### EXTRACTED INFORMATION
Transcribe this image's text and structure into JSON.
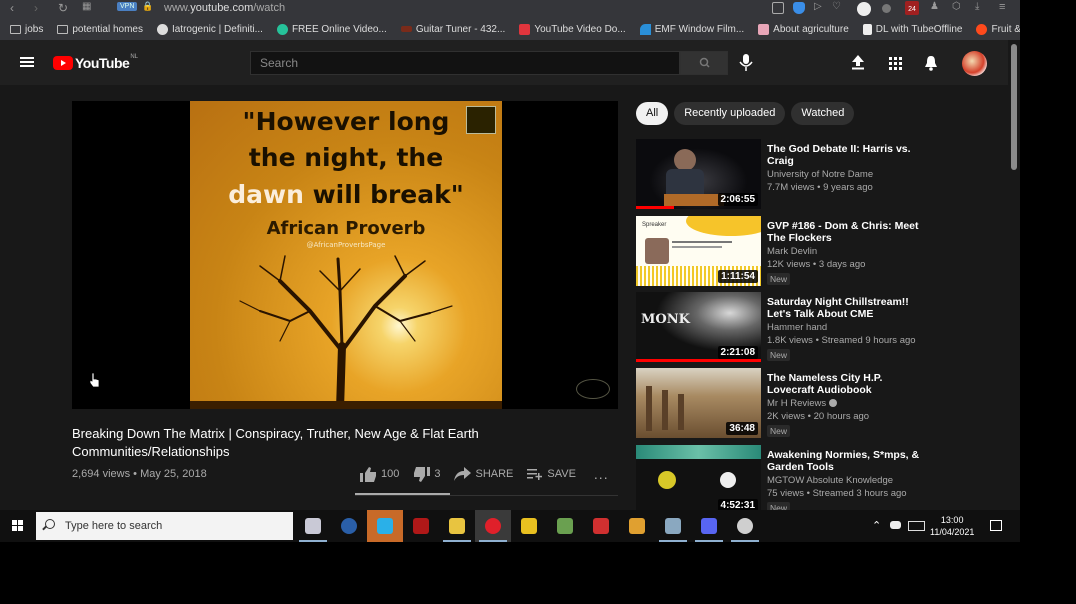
{
  "browser": {
    "url_prefix": "www.",
    "url_domain": "youtube.com",
    "url_path": "/watch",
    "vpn_label": "VPN",
    "bookmarks": [
      {
        "label": "jobs",
        "icon": "folder-icon"
      },
      {
        "label": "potential homes",
        "icon": "folder-icon"
      },
      {
        "label": "Iatrogenic | Definiti...",
        "icon": "site-icon",
        "color": "#dddddd"
      },
      {
        "label": "FREE Online Video...",
        "icon": "site-icon",
        "color": "#26c29a"
      },
      {
        "label": "Guitar Tuner - 432...",
        "icon": "site-icon",
        "color": "#7a2b1a"
      },
      {
        "label": "YouTube Video Do...",
        "icon": "site-icon",
        "color": "#e0353d"
      },
      {
        "label": "EMF Window Film...",
        "icon": "site-icon",
        "color": "#2a8fd8"
      },
      {
        "label": "About agriculture",
        "icon": "site-icon",
        "color": "#e8a6b8"
      },
      {
        "label": "DL with TubeOffline",
        "icon": "document-icon",
        "color": "#eeeeee"
      },
      {
        "label": "Fruit & Veg",
        "icon": "site-icon",
        "color": "#ff4a1c"
      }
    ],
    "bookmarks_overflow": "»",
    "notification_badge": "24"
  },
  "header": {
    "logo_text": "YouTube",
    "country_code": "NL",
    "search_placeholder": "Search"
  },
  "video": {
    "thumbnail_quote": {
      "line1": "\"However long",
      "line2": "the night, the",
      "line3_highlight": "dawn",
      "line3_rest": " will break\"",
      "attribution": "African Proverb",
      "handle": "@AfricanProverbsPage"
    },
    "title": "Breaking Down The Matrix | Conspiracy, Truther, New Age & Flat Earth Communities/Relationships",
    "views": "2,694 views",
    "date": "May 25, 2018",
    "likes": "100",
    "dislikes": "3",
    "like_ratio": 0.97,
    "share_label": "SHARE",
    "save_label": "SAVE",
    "more_label": "..."
  },
  "filters": {
    "chips": [
      {
        "label": "All",
        "active": true
      },
      {
        "label": "Recently uploaded",
        "active": false
      },
      {
        "label": "Watched",
        "active": false
      }
    ]
  },
  "recommendations": [
    {
      "title": "The God Debate II: Harris vs. Craig",
      "channel": "University of Notre Dame",
      "verified": false,
      "meta": "7.7M views • 9 years ago",
      "duration": "2:06:55",
      "badge": "",
      "watched_progress": 0.3
    },
    {
      "title": "GVP #186 - Dom & Chris: Meet The Flockers",
      "channel": "Mark Devlin",
      "verified": false,
      "meta": "12K views • 3 days ago",
      "duration": "1:11:54",
      "badge": "New",
      "watched_progress": 0
    },
    {
      "title": "Saturday Night Chillstream!! Let's Talk About CME",
      "channel": "Hammer hand",
      "verified": false,
      "meta": "1.8K views • Streamed 9 hours ago",
      "duration": "2:21:08",
      "badge": "New",
      "watched_progress": 1.0
    },
    {
      "title": "The Nameless City H.P. Lovecraft Audiobook",
      "channel": "Mr H Reviews",
      "verified": true,
      "meta": "2K views • 20 hours ago",
      "duration": "36:48",
      "badge": "New",
      "watched_progress": 0
    },
    {
      "title": "Awakening Normies, S*mps, & Garden Tools",
      "channel": "MGTOW Absolute Knowledge",
      "verified": false,
      "meta": "75 views • Streamed 3 hours ago",
      "duration": "4:52:31",
      "badge": "New",
      "watched_progress": 0
    }
  ],
  "taskbar": {
    "search_placeholder": "Type here to search",
    "time": "13:00",
    "date": "11/04/2021",
    "apps": [
      {
        "name": "app-satellite",
        "color": "#c9c9d6",
        "running": true,
        "active": false
      },
      {
        "name": "app-steam",
        "color": "#2a5fa8",
        "running": false,
        "active": false
      },
      {
        "name": "app-cube",
        "color": "#2ab0e8",
        "running": false,
        "active": true
      },
      {
        "name": "app-red-book",
        "color": "#b01818",
        "running": false,
        "active": false
      },
      {
        "name": "app-file-explorer",
        "color": "#e8c440",
        "running": true,
        "active": false
      },
      {
        "name": "app-opera",
        "color": "#e0202a",
        "running": true,
        "active": true
      },
      {
        "name": "app-star",
        "color": "#e8c020",
        "running": false,
        "active": false
      },
      {
        "name": "app-green",
        "color": "#6aa050",
        "running": false,
        "active": false
      },
      {
        "name": "app-red-triangle",
        "color": "#d03030",
        "running": false,
        "active": false
      },
      {
        "name": "app-rl",
        "color": "#e0a030",
        "running": false,
        "active": false
      },
      {
        "name": "app-monitor",
        "color": "#8aa8c0",
        "running": true,
        "active": false
      },
      {
        "name": "app-discord",
        "color": "#5865f2",
        "running": true,
        "active": false
      },
      {
        "name": "app-obs",
        "color": "#cfcfcf",
        "running": true,
        "active": false
      }
    ]
  }
}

### EXERCISE REQUIREMENTS
Quote the listing above in full, except for the pictures.

### SOLUTION FOR THIS PROBLEM
Transcribe this image's text and structure into JSON.
{
  "browser": {
    "url_prefix": "www.",
    "url_domain": "youtube.com",
    "url_path": "/watch",
    "vpn_label": "VPN",
    "bookmarks": [
      {
        "label": "jobs",
        "icon": "folder-icon"
      },
      {
        "label": "potential homes",
        "icon": "folder-icon"
      },
      {
        "label": "Iatrogenic | Definiti...",
        "icon": "site-icon",
        "color": "#dddddd"
      },
      {
        "label": "FREE Online Video...",
        "icon": "site-icon",
        "color": "#26c29a"
      },
      {
        "label": "Guitar Tuner - 432...",
        "icon": "site-icon",
        "color": "#7a2b1a"
      },
      {
        "label": "YouTube Video Do...",
        "icon": "site-icon",
        "color": "#e0353d"
      },
      {
        "label": "EMF Window Film...",
        "icon": "site-icon",
        "color": "#2a8fd8"
      },
      {
        "label": "About agriculture",
        "icon": "site-icon",
        "color": "#e8a6b8"
      },
      {
        "label": "DL with TubeOffline",
        "icon": "document-icon",
        "color": "#eeeeee"
      },
      {
        "label": "Fruit & Veg",
        "icon": "site-icon",
        "color": "#ff4a1c"
      }
    ],
    "bookmarks_overflow": "»",
    "notification_badge": "24"
  },
  "header": {
    "logo_text": "YouTube",
    "country_code": "NL",
    "search_placeholder": "Search"
  },
  "video": {
    "thumbnail_quote": {
      "line1": "\"However long",
      "line2": "the night, the",
      "line3_highlight": "dawn",
      "line3_rest": " will break\"",
      "attribution": "African Proverb",
      "handle": "@AfricanProverbsPage"
    },
    "title": "Breaking Down The Matrix | Conspiracy, Truther, New Age & Flat Earth Communities/Relationships",
    "views": "2,694 views",
    "date": "May 25, 2018",
    "likes": "100",
    "dislikes": "3",
    "like_ratio": 0.97,
    "share_label": "SHARE",
    "save_label": "SAVE",
    "more_label": "..."
  },
  "filters": {
    "chips": [
      {
        "label": "All",
        "active": true
      },
      {
        "label": "Recently uploaded",
        "active": false
      },
      {
        "label": "Watched",
        "active": false
      }
    ]
  },
  "recommendations": [
    {
      "title": "The God Debate II: Harris vs. Craig",
      "channel": "University of Notre Dame",
      "verified": false,
      "meta": "7.7M views • 9 years ago",
      "duration": "2:06:55",
      "badge": "",
      "watched_progress": 0.3
    },
    {
      "title": "GVP #186 - Dom & Chris: Meet The Flockers",
      "channel": "Mark Devlin",
      "verified": false,
      "meta": "12K views • 3 days ago",
      "duration": "1:11:54",
      "badge": "New",
      "watched_progress": 0
    },
    {
      "title": "Saturday Night Chillstream!! Let's Talk About CME",
      "channel": "Hammer hand",
      "verified": false,
      "meta": "1.8K views • Streamed 9 hours ago",
      "duration": "2:21:08",
      "badge": "New",
      "watched_progress": 1.0
    },
    {
      "title": "The Nameless City H.P. Lovecraft Audiobook",
      "channel": "Mr H Reviews",
      "verified": true,
      "meta": "2K views • 20 hours ago",
      "duration": "36:48",
      "badge": "New",
      "watched_progress": 0
    },
    {
      "title": "Awakening Normies, S*mps, & Garden Tools",
      "channel": "MGTOW Absolute Knowledge",
      "verified": false,
      "meta": "75 views • Streamed 3 hours ago",
      "duration": "4:52:31",
      "badge": "New",
      "watched_progress": 0
    }
  ],
  "taskbar": {
    "search_placeholder": "Type here to search",
    "time": "13:00",
    "date": "11/04/2021",
    "apps": [
      {
        "name": "app-satellite",
        "color": "#c9c9d6",
        "running": true,
        "active": false
      },
      {
        "name": "app-steam",
        "color": "#2a5fa8",
        "running": false,
        "active": false
      },
      {
        "name": "app-cube",
        "color": "#2ab0e8",
        "running": false,
        "active": true
      },
      {
        "name": "app-red-book",
        "color": "#b01818",
        "running": false,
        "active": false
      },
      {
        "name": "app-file-explorer",
        "color": "#e8c440",
        "running": true,
        "active": false
      },
      {
        "name": "app-opera",
        "color": "#e0202a",
        "running": true,
        "active": true
      },
      {
        "name": "app-star",
        "color": "#e8c020",
        "running": false,
        "active": false
      },
      {
        "name": "app-green",
        "color": "#6aa050",
        "running": false,
        "active": false
      },
      {
        "name": "app-red-triangle",
        "color": "#d03030",
        "running": false,
        "active": false
      },
      {
        "name": "app-rl",
        "color": "#e0a030",
        "running": false,
        "active": false
      },
      {
        "name": "app-monitor",
        "color": "#8aa8c0",
        "running": true,
        "active": false
      },
      {
        "name": "app-discord",
        "color": "#5865f2",
        "running": true,
        "active": false
      },
      {
        "name": "app-obs",
        "color": "#cfcfcf",
        "running": true,
        "active": false
      }
    ]
  }
}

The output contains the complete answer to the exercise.